# EXTRACT:
# My husband was aggressive with me when I tried to have sex



## K_reyna (Jul 7, 2021)

Hello! I wrote in another post about how I want to have sex more often and that my husband doesn't make me feel desired. Well, we were laying down on bed while hugging and it was about to have sex, cuz I was waiting all the day with arousal. He was tired but wanted to do as he says to "cooperate" with me not because he wants me. And I told him that I'd like to show the new sexy underwear I bought recently and he said another time when it's not so late so he can give me a better react for that. But I said it is ok anyway, and I asked if he would like to see it anyway cuz it looks great on me (this is me trying to make myself feel desired by saying about myself that I am desirable) and after all he said ok but I wasn't feeling really in the mood to do that anymore. Instead I chose to take off my clothes and jump on top of him ( also me on my attempt to make it less boring) at which he said angrily "I'm not a toy or movie or your dream" and pushed me. So I started crying. I'm in shock, cuz I never ever heard of a man to push a half naked woman trying to have sex, to literally run away from this. And I cried and we said painful things to each other and then he tried to show me "same" as I did and started touch me agressively which just made me cry even more and also feeling pain some parts of my body. 
I am sad, I am disappointed and shocked that things like this are really possible. The stereotype says men always want sex ( of course not completely true as us woman can have a high sex drive too) but to push me? To be aggressive and to show me so obviously that he doesn't find me desirable and no matter how much I said "just admit you're not attracted by me" he doesn't admit.

# SUPPLIED MATERIAL:
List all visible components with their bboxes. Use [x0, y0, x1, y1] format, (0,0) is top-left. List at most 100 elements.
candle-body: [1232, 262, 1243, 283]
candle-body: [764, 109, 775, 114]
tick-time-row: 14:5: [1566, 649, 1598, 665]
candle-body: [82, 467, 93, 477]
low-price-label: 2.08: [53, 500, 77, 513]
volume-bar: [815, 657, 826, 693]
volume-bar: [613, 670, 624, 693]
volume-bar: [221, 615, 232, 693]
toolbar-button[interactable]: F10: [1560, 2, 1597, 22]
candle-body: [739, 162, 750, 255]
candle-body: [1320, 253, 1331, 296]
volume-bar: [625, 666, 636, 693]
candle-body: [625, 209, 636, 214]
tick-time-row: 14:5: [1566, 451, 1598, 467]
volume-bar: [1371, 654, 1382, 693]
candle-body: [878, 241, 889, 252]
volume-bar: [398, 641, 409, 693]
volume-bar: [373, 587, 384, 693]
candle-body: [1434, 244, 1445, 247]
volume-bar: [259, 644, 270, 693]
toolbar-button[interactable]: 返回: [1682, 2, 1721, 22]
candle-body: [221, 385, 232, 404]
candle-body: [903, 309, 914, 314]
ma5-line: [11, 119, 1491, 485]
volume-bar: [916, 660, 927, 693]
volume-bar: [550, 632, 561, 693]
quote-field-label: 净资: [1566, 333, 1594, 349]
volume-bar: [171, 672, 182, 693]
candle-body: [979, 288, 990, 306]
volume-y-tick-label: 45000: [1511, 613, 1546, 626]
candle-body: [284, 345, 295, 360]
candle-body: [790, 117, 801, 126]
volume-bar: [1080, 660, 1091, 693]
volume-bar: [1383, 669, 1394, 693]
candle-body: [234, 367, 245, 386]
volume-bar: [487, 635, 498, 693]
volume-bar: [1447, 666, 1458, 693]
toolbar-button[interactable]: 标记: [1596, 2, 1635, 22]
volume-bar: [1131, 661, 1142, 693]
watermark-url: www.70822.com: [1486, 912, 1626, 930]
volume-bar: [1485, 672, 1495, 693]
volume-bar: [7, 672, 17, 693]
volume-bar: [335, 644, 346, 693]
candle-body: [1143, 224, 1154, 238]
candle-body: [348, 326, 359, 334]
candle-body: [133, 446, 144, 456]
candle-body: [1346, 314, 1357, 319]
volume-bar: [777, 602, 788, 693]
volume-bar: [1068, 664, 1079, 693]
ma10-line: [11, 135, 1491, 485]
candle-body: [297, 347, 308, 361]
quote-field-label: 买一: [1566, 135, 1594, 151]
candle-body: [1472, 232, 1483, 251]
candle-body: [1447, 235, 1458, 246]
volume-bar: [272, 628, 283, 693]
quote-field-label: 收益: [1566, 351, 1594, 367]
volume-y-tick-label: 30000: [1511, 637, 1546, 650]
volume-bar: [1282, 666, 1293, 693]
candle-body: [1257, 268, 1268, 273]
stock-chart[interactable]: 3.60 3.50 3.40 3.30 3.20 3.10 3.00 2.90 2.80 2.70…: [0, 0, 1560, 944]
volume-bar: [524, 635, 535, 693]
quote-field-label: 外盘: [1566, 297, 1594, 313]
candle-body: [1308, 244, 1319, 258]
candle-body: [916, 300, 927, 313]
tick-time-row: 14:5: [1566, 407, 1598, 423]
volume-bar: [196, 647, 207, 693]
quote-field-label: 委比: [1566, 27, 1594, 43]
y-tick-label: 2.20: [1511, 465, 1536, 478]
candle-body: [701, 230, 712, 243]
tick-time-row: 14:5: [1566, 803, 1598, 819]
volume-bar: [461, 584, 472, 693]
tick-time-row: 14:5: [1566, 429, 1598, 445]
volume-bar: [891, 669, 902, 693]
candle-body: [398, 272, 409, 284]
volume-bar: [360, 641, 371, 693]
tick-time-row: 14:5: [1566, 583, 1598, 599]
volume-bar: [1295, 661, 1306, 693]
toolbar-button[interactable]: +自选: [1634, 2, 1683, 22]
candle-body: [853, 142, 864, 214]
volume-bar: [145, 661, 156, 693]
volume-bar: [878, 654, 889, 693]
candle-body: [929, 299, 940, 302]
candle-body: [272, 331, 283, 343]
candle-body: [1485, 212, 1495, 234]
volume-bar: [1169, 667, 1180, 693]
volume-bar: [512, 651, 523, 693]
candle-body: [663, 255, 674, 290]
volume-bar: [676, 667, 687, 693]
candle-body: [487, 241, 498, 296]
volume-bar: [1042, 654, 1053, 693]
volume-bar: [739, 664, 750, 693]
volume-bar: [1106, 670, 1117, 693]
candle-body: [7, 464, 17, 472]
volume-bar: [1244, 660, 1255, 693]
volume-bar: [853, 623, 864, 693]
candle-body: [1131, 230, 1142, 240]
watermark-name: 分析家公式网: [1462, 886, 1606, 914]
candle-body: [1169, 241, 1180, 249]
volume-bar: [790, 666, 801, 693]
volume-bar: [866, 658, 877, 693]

# DIRECTIVES:
• a. Answer these questions from the forum post.
(i) What did the poster want to show her husband that she had bought recently?
(ii) What did the husband say angrily before pushing her?
(iii) According to the post, what does the stereotype say about men?
• b. Copy everything in the forum post from "I am sad, I" down to "he doesn't admit.".

# PROBLEM SOLUTIONS:
• a.
(i) New sexy underwear.
(ii) "I'm not a toy or movie or your dream."
(iii) That men always want sex.

• b.
I am sad, I am disappointed and shocked that things like this are really possible. The stereotype says men always want sex ( of course not completely true as us woman can have a high sex drive too) but to push me? To be aggressive and to show me so obviously that he doesn't find me desirable and no matter how much I said "just admit you're not attracted by me" he doesn't admit.